• DOCUMENT PASSAGE:
• • • • •
Torres formally initiated his criminal career by commanding an armed assault at a prison in Apatzingán on 5 January 2004, where more than 25 inmates were liberated. When the former soldiers and drug traffickers Omar Lorméndez Pitalúa ("Z-10") and Mateo Díaz López ("Comandante Mateo") were arrested by the Mexican authorities in 2006, Torres took the lead of Los Zetas in the Mexican state of Michoacán alongside Gustavo González Castro ("El Erótico"). As a leader of Los Zetas, Torres was responsible for overseeing drug shipments in the state of Veracruz and across the Gulf of Mexico. In the northern state of Tamaulipas, Torres commanded the distribution sites in the cities of Ciudad Camargo and Miguel Alemán with Jesús Enrique Rejón Aguilar and another Zeta member. Torres was considered one of Mexico's most-wanted criminals by the Attorney General of Mexico (PGR) prior to his death.

===Death===
Several members of Los Zetas and the Gulf Cartel were holding a horse race event at a ranch called El Villarín in the municipality of Veracruz on 3 March 2007. Two horses were competing while people drank, yelled, and made bets worth $2 million U.S. dollars. Both horses ran from the starting line at a fast pace and got to the finish line side by side. But before anyone could verify the winner through the photograph finish, a shooting broke out between the drug traffickers. According to police intelligence, the dispute broke out as an excuse to kill Heriberto Lazcano Lazcano, another leader of Los Zetas and close associate of Torres.
• • • • •
• Bounding box prediction data:
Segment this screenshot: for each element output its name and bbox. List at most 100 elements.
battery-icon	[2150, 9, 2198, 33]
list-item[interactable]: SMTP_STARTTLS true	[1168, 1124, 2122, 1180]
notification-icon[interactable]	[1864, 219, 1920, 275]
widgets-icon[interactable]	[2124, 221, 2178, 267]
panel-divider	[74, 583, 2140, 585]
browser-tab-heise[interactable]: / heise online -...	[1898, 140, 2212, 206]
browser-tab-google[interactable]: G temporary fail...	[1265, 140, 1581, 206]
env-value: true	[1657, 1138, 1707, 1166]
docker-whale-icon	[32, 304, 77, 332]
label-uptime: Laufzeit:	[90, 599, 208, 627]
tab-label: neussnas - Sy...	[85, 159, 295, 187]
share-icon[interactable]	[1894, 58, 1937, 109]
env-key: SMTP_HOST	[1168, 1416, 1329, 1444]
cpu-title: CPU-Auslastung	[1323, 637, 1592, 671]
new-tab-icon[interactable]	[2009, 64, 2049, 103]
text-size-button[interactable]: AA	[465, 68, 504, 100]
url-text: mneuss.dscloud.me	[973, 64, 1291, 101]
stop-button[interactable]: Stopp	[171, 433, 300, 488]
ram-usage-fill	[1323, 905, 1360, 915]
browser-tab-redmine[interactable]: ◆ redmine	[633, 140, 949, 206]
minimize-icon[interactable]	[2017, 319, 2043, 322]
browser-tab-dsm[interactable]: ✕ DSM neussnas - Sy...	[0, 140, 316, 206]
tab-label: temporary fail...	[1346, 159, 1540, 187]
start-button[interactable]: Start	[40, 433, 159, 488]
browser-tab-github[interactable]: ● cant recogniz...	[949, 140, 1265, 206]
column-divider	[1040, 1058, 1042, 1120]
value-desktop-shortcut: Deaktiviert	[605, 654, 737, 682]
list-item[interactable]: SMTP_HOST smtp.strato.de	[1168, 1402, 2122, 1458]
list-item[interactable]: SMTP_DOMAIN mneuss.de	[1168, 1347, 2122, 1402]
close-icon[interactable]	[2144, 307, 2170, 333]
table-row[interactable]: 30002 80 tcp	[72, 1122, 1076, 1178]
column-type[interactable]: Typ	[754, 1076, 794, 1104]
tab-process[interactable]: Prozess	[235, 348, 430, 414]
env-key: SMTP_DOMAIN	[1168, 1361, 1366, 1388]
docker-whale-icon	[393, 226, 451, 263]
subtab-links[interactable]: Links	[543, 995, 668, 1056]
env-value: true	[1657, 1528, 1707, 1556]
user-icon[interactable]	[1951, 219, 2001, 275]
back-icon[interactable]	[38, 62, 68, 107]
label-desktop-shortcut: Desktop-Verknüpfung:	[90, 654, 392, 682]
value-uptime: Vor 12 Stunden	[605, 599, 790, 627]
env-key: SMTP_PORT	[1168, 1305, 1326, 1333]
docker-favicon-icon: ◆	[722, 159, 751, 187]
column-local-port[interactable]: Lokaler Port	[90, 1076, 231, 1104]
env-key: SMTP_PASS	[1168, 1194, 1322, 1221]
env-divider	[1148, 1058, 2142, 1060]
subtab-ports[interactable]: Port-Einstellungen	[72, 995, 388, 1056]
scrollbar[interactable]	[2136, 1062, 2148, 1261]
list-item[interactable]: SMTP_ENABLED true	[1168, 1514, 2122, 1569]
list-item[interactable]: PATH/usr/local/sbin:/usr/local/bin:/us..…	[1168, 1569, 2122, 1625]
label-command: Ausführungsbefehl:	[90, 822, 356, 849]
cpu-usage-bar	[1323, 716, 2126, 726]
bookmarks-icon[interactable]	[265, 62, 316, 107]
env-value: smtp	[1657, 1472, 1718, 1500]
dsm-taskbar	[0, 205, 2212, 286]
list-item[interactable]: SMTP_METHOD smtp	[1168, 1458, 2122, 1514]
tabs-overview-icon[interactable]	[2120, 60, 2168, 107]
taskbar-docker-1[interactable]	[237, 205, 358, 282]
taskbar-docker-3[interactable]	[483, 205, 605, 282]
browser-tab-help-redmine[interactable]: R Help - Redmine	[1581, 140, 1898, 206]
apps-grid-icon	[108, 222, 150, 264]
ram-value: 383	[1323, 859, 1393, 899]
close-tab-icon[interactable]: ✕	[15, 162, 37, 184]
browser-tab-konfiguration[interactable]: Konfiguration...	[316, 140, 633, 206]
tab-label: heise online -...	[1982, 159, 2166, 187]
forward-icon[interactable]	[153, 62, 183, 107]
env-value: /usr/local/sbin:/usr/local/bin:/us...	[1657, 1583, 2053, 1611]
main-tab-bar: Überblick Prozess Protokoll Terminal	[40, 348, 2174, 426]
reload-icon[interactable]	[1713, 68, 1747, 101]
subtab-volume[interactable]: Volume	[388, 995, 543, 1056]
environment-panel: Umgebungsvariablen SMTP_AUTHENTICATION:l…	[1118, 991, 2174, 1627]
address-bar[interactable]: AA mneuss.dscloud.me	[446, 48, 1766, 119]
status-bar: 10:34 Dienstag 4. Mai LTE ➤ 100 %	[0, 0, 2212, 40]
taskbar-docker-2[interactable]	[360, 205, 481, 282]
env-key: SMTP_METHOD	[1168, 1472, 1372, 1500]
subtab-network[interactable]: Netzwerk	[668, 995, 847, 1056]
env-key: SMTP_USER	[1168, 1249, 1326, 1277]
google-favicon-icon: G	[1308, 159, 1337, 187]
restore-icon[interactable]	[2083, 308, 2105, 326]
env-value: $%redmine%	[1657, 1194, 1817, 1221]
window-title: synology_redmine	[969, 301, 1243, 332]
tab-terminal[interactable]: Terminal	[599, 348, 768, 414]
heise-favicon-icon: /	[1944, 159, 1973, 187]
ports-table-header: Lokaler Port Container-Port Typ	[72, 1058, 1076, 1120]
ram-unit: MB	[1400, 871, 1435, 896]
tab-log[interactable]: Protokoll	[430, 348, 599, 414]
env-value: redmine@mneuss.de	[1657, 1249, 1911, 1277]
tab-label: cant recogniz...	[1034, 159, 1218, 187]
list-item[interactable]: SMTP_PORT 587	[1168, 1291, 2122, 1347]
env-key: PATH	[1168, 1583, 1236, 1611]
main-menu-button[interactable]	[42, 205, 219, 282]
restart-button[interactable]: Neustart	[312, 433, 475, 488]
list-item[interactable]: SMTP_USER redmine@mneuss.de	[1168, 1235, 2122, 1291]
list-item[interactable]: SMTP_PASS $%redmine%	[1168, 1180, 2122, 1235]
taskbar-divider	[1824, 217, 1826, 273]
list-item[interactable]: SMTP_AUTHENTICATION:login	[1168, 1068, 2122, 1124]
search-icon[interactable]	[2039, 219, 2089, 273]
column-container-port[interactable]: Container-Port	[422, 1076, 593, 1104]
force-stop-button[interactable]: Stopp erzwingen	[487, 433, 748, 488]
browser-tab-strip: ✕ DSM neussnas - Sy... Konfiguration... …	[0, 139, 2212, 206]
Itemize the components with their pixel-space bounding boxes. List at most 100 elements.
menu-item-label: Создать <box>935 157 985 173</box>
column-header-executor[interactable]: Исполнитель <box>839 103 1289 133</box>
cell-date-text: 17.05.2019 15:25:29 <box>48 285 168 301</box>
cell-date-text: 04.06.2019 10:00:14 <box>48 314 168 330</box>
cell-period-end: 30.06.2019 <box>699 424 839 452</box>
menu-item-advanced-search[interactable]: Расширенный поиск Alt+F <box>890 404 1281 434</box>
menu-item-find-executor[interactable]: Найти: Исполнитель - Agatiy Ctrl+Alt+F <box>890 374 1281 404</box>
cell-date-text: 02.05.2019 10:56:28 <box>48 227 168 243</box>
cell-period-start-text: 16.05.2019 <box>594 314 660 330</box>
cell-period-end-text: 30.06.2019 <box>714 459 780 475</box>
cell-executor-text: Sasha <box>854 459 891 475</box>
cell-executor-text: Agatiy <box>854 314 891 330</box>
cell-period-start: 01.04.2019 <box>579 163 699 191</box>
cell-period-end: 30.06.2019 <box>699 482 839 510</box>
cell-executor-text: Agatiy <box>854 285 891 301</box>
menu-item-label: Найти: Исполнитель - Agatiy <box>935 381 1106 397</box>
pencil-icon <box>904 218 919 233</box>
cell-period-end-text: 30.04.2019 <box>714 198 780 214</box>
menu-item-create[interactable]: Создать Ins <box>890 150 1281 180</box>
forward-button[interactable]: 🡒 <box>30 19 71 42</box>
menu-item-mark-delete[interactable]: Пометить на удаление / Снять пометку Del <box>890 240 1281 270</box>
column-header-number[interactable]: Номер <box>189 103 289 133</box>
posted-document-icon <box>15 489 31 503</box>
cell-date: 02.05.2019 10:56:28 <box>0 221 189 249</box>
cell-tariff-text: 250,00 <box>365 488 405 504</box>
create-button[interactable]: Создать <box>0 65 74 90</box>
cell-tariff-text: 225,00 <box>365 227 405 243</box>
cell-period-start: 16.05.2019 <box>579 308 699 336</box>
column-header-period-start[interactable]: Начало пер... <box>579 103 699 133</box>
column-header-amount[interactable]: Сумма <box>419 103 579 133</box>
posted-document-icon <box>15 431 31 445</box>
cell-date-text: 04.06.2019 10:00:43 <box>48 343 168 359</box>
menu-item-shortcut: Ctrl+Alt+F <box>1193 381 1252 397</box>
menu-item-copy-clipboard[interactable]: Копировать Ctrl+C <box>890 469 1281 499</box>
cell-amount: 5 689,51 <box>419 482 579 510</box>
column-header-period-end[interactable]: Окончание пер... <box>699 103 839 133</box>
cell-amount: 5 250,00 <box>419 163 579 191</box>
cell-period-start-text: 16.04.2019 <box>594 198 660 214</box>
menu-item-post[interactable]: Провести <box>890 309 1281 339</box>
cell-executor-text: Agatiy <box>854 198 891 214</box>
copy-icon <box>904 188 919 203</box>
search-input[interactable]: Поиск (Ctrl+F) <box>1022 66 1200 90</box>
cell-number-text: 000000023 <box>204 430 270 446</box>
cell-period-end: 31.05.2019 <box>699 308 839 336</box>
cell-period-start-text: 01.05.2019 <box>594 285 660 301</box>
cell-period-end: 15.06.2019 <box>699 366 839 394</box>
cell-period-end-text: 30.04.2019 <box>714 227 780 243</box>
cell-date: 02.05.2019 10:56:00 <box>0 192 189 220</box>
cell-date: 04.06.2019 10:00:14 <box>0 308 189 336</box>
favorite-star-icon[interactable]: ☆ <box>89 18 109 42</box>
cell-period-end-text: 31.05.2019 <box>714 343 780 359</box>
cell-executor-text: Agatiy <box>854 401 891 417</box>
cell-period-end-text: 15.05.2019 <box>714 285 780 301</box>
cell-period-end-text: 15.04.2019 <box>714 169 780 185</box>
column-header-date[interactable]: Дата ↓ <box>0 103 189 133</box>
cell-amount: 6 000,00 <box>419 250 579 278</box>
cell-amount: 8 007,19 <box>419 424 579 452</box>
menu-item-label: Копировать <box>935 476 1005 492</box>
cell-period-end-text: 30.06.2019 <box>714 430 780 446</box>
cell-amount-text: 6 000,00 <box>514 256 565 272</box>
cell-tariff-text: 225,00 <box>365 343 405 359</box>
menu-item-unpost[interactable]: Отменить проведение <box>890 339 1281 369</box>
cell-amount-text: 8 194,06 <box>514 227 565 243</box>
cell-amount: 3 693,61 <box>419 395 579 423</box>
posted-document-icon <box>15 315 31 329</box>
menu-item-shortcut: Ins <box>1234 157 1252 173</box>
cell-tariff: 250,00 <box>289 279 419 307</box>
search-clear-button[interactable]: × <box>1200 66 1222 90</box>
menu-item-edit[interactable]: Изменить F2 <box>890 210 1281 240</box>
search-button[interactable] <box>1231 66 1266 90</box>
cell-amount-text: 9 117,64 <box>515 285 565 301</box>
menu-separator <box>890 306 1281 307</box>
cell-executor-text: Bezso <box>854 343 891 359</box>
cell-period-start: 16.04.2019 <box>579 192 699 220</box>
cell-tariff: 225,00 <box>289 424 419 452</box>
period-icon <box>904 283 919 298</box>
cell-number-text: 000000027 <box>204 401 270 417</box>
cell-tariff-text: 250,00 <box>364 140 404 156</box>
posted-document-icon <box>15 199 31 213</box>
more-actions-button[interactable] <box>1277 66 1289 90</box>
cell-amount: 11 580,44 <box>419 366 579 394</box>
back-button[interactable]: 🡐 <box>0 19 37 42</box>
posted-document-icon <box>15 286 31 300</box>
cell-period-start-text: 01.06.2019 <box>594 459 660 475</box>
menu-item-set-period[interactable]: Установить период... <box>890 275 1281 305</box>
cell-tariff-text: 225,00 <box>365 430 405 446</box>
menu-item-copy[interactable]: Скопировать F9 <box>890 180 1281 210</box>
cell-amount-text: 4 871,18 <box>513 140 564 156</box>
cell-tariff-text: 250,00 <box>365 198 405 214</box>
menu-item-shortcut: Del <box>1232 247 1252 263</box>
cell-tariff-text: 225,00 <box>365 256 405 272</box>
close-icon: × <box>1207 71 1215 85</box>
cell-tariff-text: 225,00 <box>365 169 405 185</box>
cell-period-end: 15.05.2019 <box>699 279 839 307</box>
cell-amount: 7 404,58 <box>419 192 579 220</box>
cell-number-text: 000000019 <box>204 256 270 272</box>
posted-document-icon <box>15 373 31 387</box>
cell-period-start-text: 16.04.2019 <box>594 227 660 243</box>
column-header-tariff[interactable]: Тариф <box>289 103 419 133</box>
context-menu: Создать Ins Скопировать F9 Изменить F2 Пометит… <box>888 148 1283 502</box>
• • • • •
• TASK REQUIREMENTS:
**1)** Answer these from the passage on Torres and Los Zetas:
(a) In which town's prison did Torres command an armed assault, and on what date?
(b) What was the name of the ranch where the horse race was held?
(c) With whom did Torres command the distribution sites in Ciudad Camargo and Miguel Alemán?
**2)** Echo everything in the passage on Torres and Los Zetas from "Torres formally initiated" down to "to his death.".
**3)** Carry on the passage about Torres and Los Zetas from the point where it stops.

• ANSWERS IN ORDER:
**1)**
(a) Apatzingán, on 5 January 2004.
(b) El Villarín.
(c) Jesús Enrique Rejón Aguilar and another Zeta member.

**2)**
Torres formally initiated his criminal career by commanding an armed assault at a prison in Apatzingán on 5 January 2004, where more than 25 inmates were liberated. When the former soldiers and drug traffickers Omar Lorméndez Pitalúa ("Z-10") and Mateo Díaz López ("Comandante Mateo") were arrested by the Mexican authorities in 2006, Torres took the lead of Los Zetas in the Mexican state of Michoacán alongside Gustavo González Castro ("El Erótico"). As a leader of Los Zetas, Torres was responsible for overseeing drug shipments in the state of Veracruz and across the Gulf of Mexico. In the northern state of Tamaulipas, Torres commanded the distribution sites in the cities of Ciudad Camargo and Miguel Alemán with Jesús Enrique Rejón Aguilar and another Zeta member. Torres was considered one of Mexico's most-wanted criminals by the Attorney General of Mexico (PGR) prior to his death.

**3)**
As the shooting began to escalate, all of the personalities of Mexico's criminal underworld that were present at the horse race left in their vehicles, hid behind the stadium stands, or wherever they could. Teodoro Torres and another man died of gunshot wounds, and two others were injured. Torres had been taken alive to the Millenium Hospital in Veracruz city by five of his accomplices, but he was later pronounced dead.

Early in the morning on 5 March 2007, his body was buried at Jardín de los Ángeles cemetery in Poza Rica, Veracruz. That same night, Gulf Cartel gunmen arrived at the cemetery in two vehicles and overwhelmed the night-guard. They later left the place after exhuming and taking Torres' corpse.

Following the death of Torres, Miguel Treviño Morales ("Z-40") became the new leader of Los Zetas in the state of Veracruz.

====Alleged betrayal====

After the supreme leader of the Gulf Cartel and Los Zetas, Osiel Cárdenas Guillén, was extradited to the United States in 2007, tensions within the criminal organization rose, as Heriberto Lazcano Lazcano (the Zeta leader) and Jorge Eduardo Costilla Sánchez (the Gulf Cartel successor) fought for supremacy. The infighting worsened when Torres was killed; there are certain cells within Los Zetas that believe that Miguel Treviño Morales ("Z-40") betrayed Torres and ordered his assassination. They also believe that Treviño Morales is responsible for betraying other Zeta leaders, including Jaime González Durán ("El Hummer"), Jesús Enrique Rejón Aguilar ("El Mamito"), Raúl Lucio Hernández Lechuga ("El Lucky"), and Arturo Guzmán Decena ("Z-1"), by setting up their arrests or deaths.

According to police reports, during the horse race competition, Torres was accompanied by 18 armed gunmen. When the dispute occurred, two men attempted to kill Torres, but the shot that killed Torres reportedly came from one of his bodyguards, who shot him in the back. Two bodyguards were arrested and taken to prison after being severely beaten by alleged Zetas, who wanted to know who was the mastermind behind Torres' assassination.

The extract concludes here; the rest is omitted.